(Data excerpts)
━━━━━━━━━━
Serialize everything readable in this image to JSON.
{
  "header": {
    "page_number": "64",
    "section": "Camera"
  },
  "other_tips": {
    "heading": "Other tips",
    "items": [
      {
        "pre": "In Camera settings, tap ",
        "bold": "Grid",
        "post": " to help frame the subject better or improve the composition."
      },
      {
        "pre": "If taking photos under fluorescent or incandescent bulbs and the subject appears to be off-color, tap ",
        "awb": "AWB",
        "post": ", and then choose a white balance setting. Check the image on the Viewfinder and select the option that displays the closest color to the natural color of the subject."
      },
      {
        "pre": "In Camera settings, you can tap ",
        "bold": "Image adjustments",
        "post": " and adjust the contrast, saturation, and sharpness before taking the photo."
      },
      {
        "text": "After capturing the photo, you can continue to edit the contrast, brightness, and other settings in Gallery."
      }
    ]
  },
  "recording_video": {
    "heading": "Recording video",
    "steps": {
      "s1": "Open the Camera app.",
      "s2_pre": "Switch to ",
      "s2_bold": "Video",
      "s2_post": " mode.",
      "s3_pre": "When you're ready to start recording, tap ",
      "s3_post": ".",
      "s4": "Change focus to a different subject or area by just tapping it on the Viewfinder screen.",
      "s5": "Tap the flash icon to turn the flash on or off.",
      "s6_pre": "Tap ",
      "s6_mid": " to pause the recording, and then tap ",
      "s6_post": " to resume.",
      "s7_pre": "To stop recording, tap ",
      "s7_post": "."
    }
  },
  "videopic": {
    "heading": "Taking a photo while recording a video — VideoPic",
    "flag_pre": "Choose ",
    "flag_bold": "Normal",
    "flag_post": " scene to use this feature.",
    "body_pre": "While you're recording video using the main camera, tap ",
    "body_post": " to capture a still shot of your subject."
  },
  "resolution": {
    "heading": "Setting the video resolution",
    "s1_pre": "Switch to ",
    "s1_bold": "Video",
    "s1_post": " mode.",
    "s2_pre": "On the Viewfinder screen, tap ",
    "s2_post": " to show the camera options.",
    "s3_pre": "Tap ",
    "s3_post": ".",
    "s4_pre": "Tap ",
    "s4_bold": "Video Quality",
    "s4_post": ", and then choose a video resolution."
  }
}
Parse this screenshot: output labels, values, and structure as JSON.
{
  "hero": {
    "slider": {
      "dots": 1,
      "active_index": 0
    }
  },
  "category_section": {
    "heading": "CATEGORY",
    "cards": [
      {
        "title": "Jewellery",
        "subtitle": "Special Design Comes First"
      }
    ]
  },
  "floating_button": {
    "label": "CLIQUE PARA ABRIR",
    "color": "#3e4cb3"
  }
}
━━━━━━━━━━
Problem details: Your answer should be a single number: the count of lines in the listing that contain the word "subject".

Exercise solution: 5